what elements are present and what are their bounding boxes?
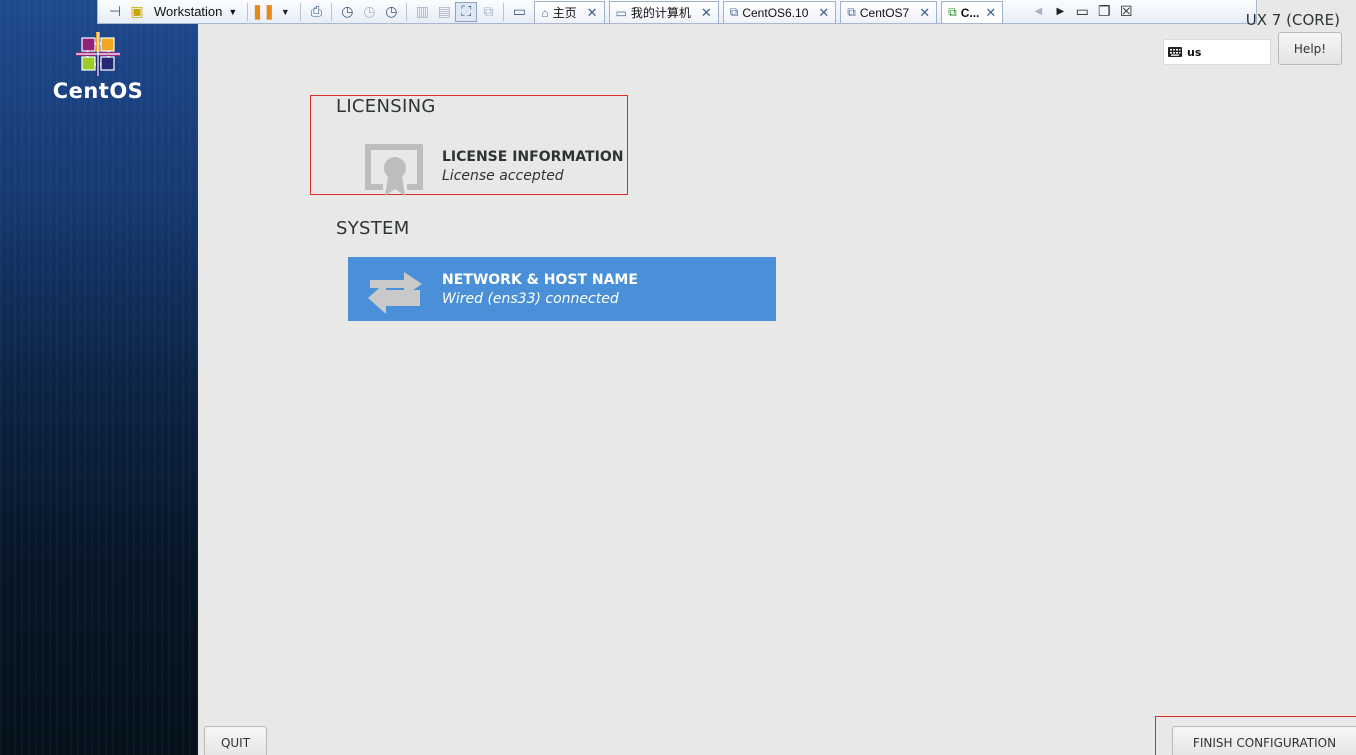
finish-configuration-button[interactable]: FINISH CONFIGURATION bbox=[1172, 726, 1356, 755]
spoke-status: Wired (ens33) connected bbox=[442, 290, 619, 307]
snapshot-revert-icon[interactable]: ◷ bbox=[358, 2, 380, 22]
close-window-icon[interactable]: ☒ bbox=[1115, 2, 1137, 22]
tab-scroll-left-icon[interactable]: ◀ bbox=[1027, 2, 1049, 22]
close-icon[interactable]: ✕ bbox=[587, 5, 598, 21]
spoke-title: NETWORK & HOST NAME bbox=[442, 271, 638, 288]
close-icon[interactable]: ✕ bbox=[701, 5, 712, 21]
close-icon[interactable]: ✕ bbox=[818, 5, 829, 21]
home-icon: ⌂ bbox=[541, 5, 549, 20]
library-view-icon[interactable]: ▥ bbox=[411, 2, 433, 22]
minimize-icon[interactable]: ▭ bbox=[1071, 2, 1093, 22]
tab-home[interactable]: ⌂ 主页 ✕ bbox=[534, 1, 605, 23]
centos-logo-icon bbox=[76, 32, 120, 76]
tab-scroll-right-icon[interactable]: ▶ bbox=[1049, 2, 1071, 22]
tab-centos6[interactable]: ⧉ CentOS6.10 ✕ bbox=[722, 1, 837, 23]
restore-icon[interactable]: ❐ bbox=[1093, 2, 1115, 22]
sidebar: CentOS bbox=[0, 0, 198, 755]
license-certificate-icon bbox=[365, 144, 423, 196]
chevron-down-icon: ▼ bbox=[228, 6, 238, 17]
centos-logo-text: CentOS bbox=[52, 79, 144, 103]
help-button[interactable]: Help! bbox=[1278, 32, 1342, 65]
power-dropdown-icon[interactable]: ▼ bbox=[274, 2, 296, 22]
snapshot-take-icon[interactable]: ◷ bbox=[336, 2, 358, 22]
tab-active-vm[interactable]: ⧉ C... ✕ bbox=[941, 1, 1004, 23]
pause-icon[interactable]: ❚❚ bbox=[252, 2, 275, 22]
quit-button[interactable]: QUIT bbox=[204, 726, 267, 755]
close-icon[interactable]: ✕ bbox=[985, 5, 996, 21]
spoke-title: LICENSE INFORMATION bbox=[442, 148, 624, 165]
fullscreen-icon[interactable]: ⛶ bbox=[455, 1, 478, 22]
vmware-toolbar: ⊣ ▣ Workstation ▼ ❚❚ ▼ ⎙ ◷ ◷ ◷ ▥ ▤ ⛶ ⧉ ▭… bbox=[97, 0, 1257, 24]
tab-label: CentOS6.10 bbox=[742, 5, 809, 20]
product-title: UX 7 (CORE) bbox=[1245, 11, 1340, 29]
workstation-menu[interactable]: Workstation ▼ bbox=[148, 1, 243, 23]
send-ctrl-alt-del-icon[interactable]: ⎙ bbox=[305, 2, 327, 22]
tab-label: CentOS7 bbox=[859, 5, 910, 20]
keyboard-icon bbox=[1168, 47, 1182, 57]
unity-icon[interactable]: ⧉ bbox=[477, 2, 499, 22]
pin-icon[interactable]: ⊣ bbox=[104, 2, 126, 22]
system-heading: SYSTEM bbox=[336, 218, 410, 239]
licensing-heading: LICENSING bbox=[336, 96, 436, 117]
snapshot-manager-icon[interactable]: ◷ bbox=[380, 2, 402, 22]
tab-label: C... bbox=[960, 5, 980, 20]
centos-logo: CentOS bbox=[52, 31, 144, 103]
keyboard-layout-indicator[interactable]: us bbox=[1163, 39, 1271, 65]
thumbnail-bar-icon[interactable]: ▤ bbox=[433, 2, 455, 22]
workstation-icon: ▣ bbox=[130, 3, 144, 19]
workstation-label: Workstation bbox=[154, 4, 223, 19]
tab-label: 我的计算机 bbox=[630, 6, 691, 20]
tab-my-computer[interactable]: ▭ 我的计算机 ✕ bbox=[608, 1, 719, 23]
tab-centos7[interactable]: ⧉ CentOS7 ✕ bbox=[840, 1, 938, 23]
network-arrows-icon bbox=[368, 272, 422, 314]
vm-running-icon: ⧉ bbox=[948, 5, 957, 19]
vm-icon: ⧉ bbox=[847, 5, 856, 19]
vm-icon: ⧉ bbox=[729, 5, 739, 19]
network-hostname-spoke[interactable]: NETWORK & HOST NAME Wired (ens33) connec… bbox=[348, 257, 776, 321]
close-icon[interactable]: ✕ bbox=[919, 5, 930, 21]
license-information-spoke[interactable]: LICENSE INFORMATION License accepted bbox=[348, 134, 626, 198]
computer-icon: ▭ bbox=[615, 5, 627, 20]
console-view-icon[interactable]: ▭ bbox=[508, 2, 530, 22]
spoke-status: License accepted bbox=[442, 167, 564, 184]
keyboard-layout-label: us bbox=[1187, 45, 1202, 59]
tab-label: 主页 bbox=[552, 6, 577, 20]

**INSTRUCTIONS TO FOLLOW:**
Rewrite all of the rows above as a numbered list, dropping any blank lines and leaving the picture out.

**FINAL RESULT:**
1. what elements are present and what are their bounding boxes?
2. finish-configuration-button[interactable]: FINISH CONFIGURATION bbox=[1172, 726, 1356, 755]
3. spoke-status: Wired (ens33) connected bbox=[442, 290, 619, 307]
4. snapshot-revert-icon[interactable]: ◷ bbox=[358, 2, 380, 22]
5. close-window-icon[interactable]: ☒ bbox=[1115, 2, 1137, 22]
6. tab-scroll-left-icon[interactable]: ◀ bbox=[1027, 2, 1049, 22]
7. close-icon[interactable]: ✕ bbox=[587, 5, 598, 21]
8. spoke-title: NETWORK & HOST NAME bbox=[442, 271, 638, 288]
9. close-icon[interactable]: ✕ bbox=[701, 5, 712, 21]
10. close-icon[interactable]: ✕ bbox=[818, 5, 829, 21]
11. home-icon: ⌂ bbox=[541, 5, 549, 20]
12. library-view-icon[interactable]: ▥ bbox=[411, 2, 433, 22]
13. minimize-icon[interactable]: ▭ bbox=[1071, 2, 1093, 22]
14. tab-home[interactable]: ⌂ 主页 ✕ bbox=[534, 1, 605, 23]
15. centos-logo-icon bbox=[76, 32, 120, 76]
16. tab-scroll-right-icon[interactable]: ▶ bbox=[1049, 2, 1071, 22]
17. tab-centos6[interactable]: ⧉ CentOS6.10 ✕ bbox=[722, 1, 837, 23]
18. restore-icon[interactable]: ❐ bbox=[1093, 2, 1115, 22]
19. sidebar: CentOS bbox=[0, 0, 198, 755]
20. license-certificate-icon bbox=[365, 144, 423, 196]
21. chevron-down-icon: ▼ bbox=[228, 6, 238, 17]
22. centos-logo-text: CentOS bbox=[52, 79, 144, 103]
23. help-button[interactable]: Help! bbox=[1278, 32, 1342, 65]
24. power-dropdown-icon[interactable]: ▼ bbox=[274, 2, 296, 22]
25. snapshot-take-icon[interactable]: ◷ bbox=[336, 2, 358, 22]
26. tab-active-vm[interactable]: ⧉ C... ✕ bbox=[941, 1, 1004, 23]
27. pause-icon[interactable]: ❚❚ bbox=[252, 2, 275, 22]
28. quit-button[interactable]: QUIT bbox=[204, 726, 267, 755]
29. close-icon[interactable]: ✕ bbox=[985, 5, 996, 21]
30. spoke-title: LICENSE INFORMATION bbox=[442, 148, 624, 165]
31. fullscreen-icon[interactable]: ⛶ bbox=[455, 1, 478, 22]
32. vmware-toolbar: ⊣ ▣ Workstation ▼ ❚❚ ▼ ⎙ ◷ ◷ ◷ ▥ ▤ ⛶ ⧉ ▭… bbox=[97, 0, 1257, 24]
33. tab-label: CentOS6.10 bbox=[742, 5, 809, 20]
34. product-title: UX 7 (CORE) bbox=[1245, 11, 1340, 29]
35. workstation-menu[interactable]: Workstation ▼ bbox=[148, 1, 243, 23]
36. send-ctrl-alt-del-icon[interactable]: ⎙ bbox=[305, 2, 327, 22]
37. tab-label: CentOS7 bbox=[859, 5, 910, 20]
38. keyboard-icon bbox=[1168, 47, 1182, 57]
39. unity-icon[interactable]: ⧉ bbox=[477, 2, 499, 22]
40. pin-icon[interactable]: ⊣ bbox=[104, 2, 126, 22]
41. system-heading: SYSTEM bbox=[336, 218, 410, 239]
42. licensing-heading: LICENSING bbox=[336, 96, 436, 117]
43. snapshot-manager-icon[interactable]: ◷ bbox=[380, 2, 402, 22]
44. tab-label: C... bbox=[960, 5, 980, 20]
45. centos-logo: CentOS bbox=[52, 31, 144, 103]
46. keyboard-layout-indicator[interactable]: us bbox=[1163, 39, 1271, 65]
47. thumbnail-bar-icon[interactable]: ▤ bbox=[433, 2, 455, 22]
48. workstation-icon: ▣ bbox=[130, 3, 144, 19]
49. workstation-label: Workstation bbox=[154, 4, 223, 19]
50. tab-label: 我的计算机 bbox=[630, 6, 691, 20]
51. tab-my-computer[interactable]: ▭ 我的计算机 ✕ bbox=[608, 1, 719, 23]
52. tab-centos7[interactable]: ⧉ CentOS7 ✕ bbox=[840, 1, 938, 23]
53. network-arrows-icon bbox=[368, 272, 422, 314]
54. vm-running-icon: ⧉ bbox=[948, 5, 957, 19]
55. vm-icon: ⧉ bbox=[847, 5, 856, 19]
56. vm-icon: ⧉ bbox=[729, 5, 739, 19]
57. network-hostname-spoke[interactable]: NETWORK & HOST NAME Wired (ens33) connec… bbox=[348, 257, 776, 321]
58. close-icon[interactable]: ✕ bbox=[919, 5, 930, 21]
59. license-information-spoke[interactable]: LICENSE INFORMATION License accepted bbox=[348, 134, 626, 198]
60. computer-icon: ▭ bbox=[615, 5, 627, 20]
61. console-view-icon[interactable]: ▭ bbox=[508, 2, 530, 22]
62. spoke-status: License accepted bbox=[442, 167, 564, 184]
63. keyboard-layout-label: us bbox=[1187, 45, 1202, 59]
64. tab-label: 主页 bbox=[552, 6, 577, 20]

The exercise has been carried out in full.